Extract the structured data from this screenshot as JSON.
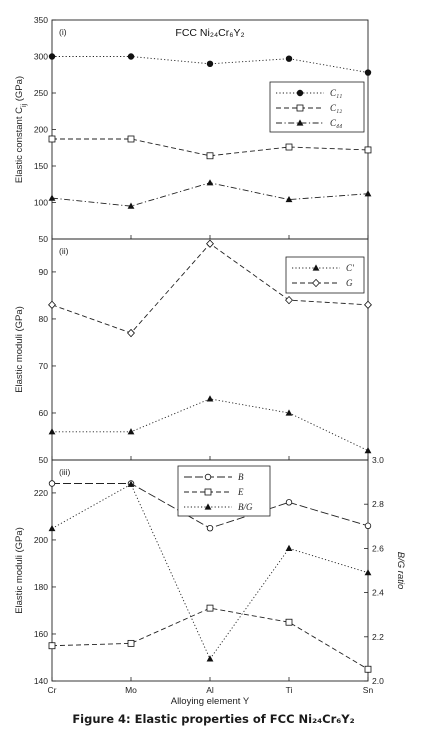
{
  "caption": "Figure 4: Elastic properties of FCC Ni₂₄Cr₆Y₂",
  "chart_data": [
    {
      "type": "line",
      "panel_label": "(i)",
      "title": "FCC Ni₂₄Cr₆Y₂",
      "ylabel": "Elastic constant C_ij (GPa)",
      "ylim": [
        50,
        350
      ],
      "yticks": [
        50,
        100,
        150,
        200,
        250,
        300,
        350
      ],
      "categories": [
        "Cr",
        "Mo",
        "Al",
        "Ti",
        "Sn"
      ],
      "legend_position": "top-right",
      "series": [
        {
          "name": "C₁₁",
          "marker": "circle-filled",
          "dash": "dot",
          "values": [
            300,
            300,
            290,
            297,
            278
          ]
        },
        {
          "name": "C₁₂",
          "marker": "square-open",
          "dash": "dash",
          "values": [
            187,
            187,
            164,
            176,
            172
          ]
        },
        {
          "name": "C₄₄",
          "marker": "triangle-filled",
          "dash": "dashdot",
          "values": [
            106,
            95,
            127,
            104,
            112
          ]
        }
      ]
    },
    {
      "type": "line",
      "panel_label": "(ii)",
      "ylabel": "Elastic moduli (GPa)",
      "ylim": [
        50,
        97
      ],
      "yticks": [
        50,
        60,
        70,
        80,
        90
      ],
      "categories": [
        "Cr",
        "Mo",
        "Al",
        "Ti",
        "Sn"
      ],
      "legend_position": "top-right",
      "series": [
        {
          "name": "C'",
          "marker": "triangle-filled",
          "dash": "dot",
          "values": [
            56,
            56,
            63,
            60,
            52
          ]
        },
        {
          "name": "G",
          "marker": "diamond-open",
          "dash": "dash",
          "values": [
            83,
            77,
            96,
            84,
            83
          ]
        }
      ]
    },
    {
      "type": "line",
      "panel_label": "(iii)",
      "xlabel": "Alloying element Y",
      "ylabel": "Elastic moduli (GPa)",
      "ylabel_right": "B/G ratio",
      "ylim": [
        140,
        234
      ],
      "yticks": [
        140,
        160,
        180,
        200,
        220
      ],
      "ylim_right": [
        2.0,
        3.0
      ],
      "yticks_right": [
        "2.0",
        "2.2",
        "2.4",
        "2.6",
        "2.8",
        "3.0"
      ],
      "categories": [
        "Cr",
        "Mo",
        "Al",
        "Ti",
        "Sn"
      ],
      "legend_position": "top-center",
      "series": [
        {
          "name": "B",
          "axis": "left",
          "marker": "circle-open",
          "dash": "longdash",
          "values": [
            224,
            224,
            205,
            216,
            206
          ]
        },
        {
          "name": "E",
          "axis": "left",
          "marker": "square-open",
          "dash": "dash",
          "values": [
            155,
            156,
            171,
            165,
            145
          ]
        },
        {
          "name": "B/G",
          "axis": "right",
          "marker": "triangle-filled",
          "dash": "dot",
          "values": [
            2.69,
            2.89,
            2.1,
            2.6,
            2.49
          ]
        }
      ]
    }
  ]
}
━━━━━━
● What to work on
Repeat the material above verbatim. Leave the pictures behind.

● Correct output
Extract the structured data from this screenshot as JSON.
{
  "caption": "Figure 4: Elastic properties of FCC Ni₂₄Cr₆Y₂",
  "chart_data": [
    {
      "type": "line",
      "panel_label": "(i)",
      "title": "FCC Ni₂₄Cr₆Y₂",
      "ylabel": "Elastic constant C_ij (GPa)",
      "ylim": [
        50,
        350
      ],
      "yticks": [
        50,
        100,
        150,
        200,
        250,
        300,
        350
      ],
      "categories": [
        "Cr",
        "Mo",
        "Al",
        "Ti",
        "Sn"
      ],
      "legend_position": "top-right",
      "series": [
        {
          "name": "C₁₁",
          "marker": "circle-filled",
          "dash": "dot",
          "values": [
            300,
            300,
            290,
            297,
            278
          ]
        },
        {
          "name": "C₁₂",
          "marker": "square-open",
          "dash": "dash",
          "values": [
            187,
            187,
            164,
            176,
            172
          ]
        },
        {
          "name": "C₄₄",
          "marker": "triangle-filled",
          "dash": "dashdot",
          "values": [
            106,
            95,
            127,
            104,
            112
          ]
        }
      ]
    },
    {
      "type": "line",
      "panel_label": "(ii)",
      "ylabel": "Elastic moduli (GPa)",
      "ylim": [
        50,
        97
      ],
      "yticks": [
        50,
        60,
        70,
        80,
        90
      ],
      "categories": [
        "Cr",
        "Mo",
        "Al",
        "Ti",
        "Sn"
      ],
      "legend_position": "top-right",
      "series": [
        {
          "name": "C'",
          "marker": "triangle-filled",
          "dash": "dot",
          "values": [
            56,
            56,
            63,
            60,
            52
          ]
        },
        {
          "name": "G",
          "marker": "diamond-open",
          "dash": "dash",
          "values": [
            83,
            77,
            96,
            84,
            83
          ]
        }
      ]
    },
    {
      "type": "line",
      "panel_label": "(iii)",
      "xlabel": "Alloying element Y",
      "ylabel": "Elastic moduli (GPa)",
      "ylabel_right": "B/G ratio",
      "ylim": [
        140,
        234
      ],
      "yticks": [
        140,
        160,
        180,
        200,
        220
      ],
      "ylim_right": [
        2.0,
        3.0
      ],
      "yticks_right": [
        "2.0",
        "2.2",
        "2.4",
        "2.6",
        "2.8",
        "3.0"
      ],
      "categories": [
        "Cr",
        "Mo",
        "Al",
        "Ti",
        "Sn"
      ],
      "legend_position": "top-center",
      "series": [
        {
          "name": "B",
          "axis": "left",
          "marker": "circle-open",
          "dash": "longdash",
          "values": [
            224,
            224,
            205,
            216,
            206
          ]
        },
        {
          "name": "E",
          "axis": "left",
          "marker": "square-open",
          "dash": "dash",
          "values": [
            155,
            156,
            171,
            165,
            145
          ]
        },
        {
          "name": "B/G",
          "axis": "right",
          "marker": "triangle-filled",
          "dash": "dot",
          "values": [
            2.69,
            2.89,
            2.1,
            2.6,
            2.49
          ]
        }
      ]
    }
  ]
}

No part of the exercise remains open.